* [WHAT THE TASK REQUIRES] Single out the lines that include the word "SRMTID". Copy them.

-------- SOURCE DATA --------

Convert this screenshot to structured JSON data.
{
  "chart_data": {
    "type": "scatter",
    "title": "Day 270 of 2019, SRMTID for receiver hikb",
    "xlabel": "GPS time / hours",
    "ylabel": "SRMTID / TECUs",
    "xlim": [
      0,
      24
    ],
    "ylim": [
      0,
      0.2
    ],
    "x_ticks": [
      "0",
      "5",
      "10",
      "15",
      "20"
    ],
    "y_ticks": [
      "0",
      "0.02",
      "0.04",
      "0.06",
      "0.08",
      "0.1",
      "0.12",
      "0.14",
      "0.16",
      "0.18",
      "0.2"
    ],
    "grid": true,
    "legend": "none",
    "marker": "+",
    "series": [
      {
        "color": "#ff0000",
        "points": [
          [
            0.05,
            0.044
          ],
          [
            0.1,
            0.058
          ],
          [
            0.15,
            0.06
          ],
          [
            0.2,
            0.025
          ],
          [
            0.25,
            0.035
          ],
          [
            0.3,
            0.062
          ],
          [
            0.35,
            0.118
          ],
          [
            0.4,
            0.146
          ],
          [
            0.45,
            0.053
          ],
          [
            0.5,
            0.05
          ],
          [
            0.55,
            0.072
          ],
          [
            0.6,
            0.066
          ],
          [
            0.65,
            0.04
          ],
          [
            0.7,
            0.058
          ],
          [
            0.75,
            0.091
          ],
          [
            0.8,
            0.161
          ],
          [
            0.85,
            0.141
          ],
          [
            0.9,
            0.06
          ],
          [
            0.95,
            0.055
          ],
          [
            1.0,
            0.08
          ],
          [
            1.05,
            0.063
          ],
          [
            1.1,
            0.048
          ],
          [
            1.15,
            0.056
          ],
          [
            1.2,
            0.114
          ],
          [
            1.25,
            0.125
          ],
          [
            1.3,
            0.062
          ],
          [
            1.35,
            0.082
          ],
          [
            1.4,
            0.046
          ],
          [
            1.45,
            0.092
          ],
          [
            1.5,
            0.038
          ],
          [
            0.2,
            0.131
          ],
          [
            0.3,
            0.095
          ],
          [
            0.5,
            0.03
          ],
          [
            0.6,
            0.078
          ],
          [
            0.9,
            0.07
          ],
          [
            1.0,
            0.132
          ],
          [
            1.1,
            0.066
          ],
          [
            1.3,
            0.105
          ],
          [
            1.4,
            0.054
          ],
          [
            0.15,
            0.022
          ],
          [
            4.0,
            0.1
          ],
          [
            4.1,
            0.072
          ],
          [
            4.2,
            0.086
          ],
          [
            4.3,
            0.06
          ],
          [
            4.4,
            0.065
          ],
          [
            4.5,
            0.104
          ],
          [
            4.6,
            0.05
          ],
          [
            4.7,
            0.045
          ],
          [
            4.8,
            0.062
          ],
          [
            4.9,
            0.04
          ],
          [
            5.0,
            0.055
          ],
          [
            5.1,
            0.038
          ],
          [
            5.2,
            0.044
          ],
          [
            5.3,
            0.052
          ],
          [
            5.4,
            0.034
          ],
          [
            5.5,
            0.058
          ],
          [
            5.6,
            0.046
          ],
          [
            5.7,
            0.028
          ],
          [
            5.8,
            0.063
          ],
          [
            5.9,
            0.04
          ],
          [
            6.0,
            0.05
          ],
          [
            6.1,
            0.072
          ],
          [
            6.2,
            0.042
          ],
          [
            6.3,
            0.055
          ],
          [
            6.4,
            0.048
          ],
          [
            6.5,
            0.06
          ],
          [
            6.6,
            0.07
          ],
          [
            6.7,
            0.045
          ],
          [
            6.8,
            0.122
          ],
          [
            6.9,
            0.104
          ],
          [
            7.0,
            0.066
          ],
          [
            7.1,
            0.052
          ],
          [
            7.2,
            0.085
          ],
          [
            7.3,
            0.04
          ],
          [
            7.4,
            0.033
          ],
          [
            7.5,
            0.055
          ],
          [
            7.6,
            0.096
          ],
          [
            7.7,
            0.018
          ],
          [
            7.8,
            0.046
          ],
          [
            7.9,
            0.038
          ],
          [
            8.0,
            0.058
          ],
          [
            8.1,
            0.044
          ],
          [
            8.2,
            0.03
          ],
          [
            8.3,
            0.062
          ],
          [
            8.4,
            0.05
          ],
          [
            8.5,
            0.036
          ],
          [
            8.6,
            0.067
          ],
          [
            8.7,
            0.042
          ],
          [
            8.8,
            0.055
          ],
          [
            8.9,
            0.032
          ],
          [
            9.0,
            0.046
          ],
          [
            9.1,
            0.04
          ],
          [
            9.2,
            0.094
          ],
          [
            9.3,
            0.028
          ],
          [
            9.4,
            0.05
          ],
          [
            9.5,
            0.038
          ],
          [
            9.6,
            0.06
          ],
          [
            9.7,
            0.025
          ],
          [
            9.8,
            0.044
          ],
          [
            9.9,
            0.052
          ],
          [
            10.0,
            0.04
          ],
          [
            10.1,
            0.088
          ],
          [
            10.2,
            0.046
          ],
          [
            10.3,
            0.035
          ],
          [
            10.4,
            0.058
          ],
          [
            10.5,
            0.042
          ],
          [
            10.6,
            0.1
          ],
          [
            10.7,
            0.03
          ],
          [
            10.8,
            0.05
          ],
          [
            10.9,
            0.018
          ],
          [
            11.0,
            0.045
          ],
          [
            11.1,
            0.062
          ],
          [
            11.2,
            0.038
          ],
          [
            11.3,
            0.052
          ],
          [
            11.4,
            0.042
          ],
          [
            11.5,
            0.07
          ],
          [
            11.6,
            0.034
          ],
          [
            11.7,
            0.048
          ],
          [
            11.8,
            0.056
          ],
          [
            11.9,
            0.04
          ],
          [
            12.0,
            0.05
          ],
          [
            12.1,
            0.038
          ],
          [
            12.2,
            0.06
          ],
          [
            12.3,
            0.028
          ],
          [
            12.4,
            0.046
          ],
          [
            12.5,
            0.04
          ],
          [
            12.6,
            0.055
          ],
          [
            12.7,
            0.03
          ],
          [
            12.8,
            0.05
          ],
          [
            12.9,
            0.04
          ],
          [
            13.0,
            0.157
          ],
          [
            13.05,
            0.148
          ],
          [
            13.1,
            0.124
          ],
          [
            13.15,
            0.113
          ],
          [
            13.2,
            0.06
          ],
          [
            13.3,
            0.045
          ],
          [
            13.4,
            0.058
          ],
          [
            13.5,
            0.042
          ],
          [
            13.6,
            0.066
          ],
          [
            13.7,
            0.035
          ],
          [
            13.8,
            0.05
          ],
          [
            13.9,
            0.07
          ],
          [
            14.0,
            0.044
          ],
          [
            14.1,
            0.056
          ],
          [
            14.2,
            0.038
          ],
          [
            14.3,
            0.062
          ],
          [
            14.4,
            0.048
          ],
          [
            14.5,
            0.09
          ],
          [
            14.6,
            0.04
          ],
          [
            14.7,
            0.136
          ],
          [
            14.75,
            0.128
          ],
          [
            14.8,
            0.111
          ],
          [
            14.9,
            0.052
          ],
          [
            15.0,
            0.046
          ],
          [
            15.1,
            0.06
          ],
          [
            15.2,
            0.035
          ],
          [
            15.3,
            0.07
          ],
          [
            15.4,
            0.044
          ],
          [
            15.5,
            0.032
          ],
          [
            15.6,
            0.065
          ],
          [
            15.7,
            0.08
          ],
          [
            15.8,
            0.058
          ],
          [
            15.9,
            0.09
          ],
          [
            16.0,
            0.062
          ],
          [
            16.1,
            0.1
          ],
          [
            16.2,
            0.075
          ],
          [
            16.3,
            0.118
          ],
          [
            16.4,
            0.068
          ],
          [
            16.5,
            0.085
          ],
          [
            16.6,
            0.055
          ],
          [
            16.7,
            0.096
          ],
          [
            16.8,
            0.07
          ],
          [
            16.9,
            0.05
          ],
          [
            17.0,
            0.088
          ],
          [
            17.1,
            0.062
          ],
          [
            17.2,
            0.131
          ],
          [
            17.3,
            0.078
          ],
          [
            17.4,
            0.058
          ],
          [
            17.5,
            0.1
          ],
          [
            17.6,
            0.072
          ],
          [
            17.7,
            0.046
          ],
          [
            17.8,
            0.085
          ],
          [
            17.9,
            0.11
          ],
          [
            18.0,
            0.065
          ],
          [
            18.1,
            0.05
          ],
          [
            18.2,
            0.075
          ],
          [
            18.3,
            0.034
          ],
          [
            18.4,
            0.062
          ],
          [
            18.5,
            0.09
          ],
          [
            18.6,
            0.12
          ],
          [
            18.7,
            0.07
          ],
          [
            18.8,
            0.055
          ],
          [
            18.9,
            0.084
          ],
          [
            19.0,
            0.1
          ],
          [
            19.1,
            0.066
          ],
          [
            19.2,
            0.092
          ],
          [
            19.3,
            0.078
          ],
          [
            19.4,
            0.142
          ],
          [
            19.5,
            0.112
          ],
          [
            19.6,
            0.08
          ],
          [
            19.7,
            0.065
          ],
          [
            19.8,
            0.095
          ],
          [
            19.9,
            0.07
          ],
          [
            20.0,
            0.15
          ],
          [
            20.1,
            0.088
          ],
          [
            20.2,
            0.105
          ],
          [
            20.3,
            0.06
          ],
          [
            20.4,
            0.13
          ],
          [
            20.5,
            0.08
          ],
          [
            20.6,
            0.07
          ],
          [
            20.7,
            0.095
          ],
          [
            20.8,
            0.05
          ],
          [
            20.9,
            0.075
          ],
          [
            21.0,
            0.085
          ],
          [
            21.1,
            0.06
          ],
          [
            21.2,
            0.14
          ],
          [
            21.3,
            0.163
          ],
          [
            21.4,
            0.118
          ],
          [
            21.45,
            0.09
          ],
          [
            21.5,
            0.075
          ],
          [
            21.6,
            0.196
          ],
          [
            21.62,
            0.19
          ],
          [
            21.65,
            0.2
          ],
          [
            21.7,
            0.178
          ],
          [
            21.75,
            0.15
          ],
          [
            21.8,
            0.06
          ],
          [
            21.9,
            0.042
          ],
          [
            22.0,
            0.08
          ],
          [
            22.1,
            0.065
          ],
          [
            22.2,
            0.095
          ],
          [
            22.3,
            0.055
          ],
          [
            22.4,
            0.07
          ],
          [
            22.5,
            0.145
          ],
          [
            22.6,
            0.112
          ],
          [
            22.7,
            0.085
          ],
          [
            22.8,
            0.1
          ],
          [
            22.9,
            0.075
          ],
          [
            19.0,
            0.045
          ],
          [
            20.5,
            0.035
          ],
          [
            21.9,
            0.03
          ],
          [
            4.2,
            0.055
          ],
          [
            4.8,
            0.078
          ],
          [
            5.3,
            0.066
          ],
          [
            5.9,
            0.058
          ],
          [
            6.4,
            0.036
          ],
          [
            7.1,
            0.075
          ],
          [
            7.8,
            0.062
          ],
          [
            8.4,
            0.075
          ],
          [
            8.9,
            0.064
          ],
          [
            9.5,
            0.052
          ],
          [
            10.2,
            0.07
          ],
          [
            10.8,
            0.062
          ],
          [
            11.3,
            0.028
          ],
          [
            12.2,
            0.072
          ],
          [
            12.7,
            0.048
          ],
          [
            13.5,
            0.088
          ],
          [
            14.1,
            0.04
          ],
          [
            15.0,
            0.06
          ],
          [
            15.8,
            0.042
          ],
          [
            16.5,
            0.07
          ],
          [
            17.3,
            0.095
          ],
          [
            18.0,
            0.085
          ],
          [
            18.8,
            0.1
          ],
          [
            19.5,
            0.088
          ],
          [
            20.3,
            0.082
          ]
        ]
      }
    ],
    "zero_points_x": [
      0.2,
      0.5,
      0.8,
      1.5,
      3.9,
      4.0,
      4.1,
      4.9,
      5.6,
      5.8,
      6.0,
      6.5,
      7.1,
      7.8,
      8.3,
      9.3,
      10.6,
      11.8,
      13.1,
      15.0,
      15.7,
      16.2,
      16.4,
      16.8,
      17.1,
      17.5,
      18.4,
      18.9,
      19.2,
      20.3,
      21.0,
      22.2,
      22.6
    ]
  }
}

--------

* [ANSWER FOR THIS EXERCISE]
    "title": "Day 270 of 2019, SRMTID for receiver hikb",
    "ylabel": "SRMTID / TECUs",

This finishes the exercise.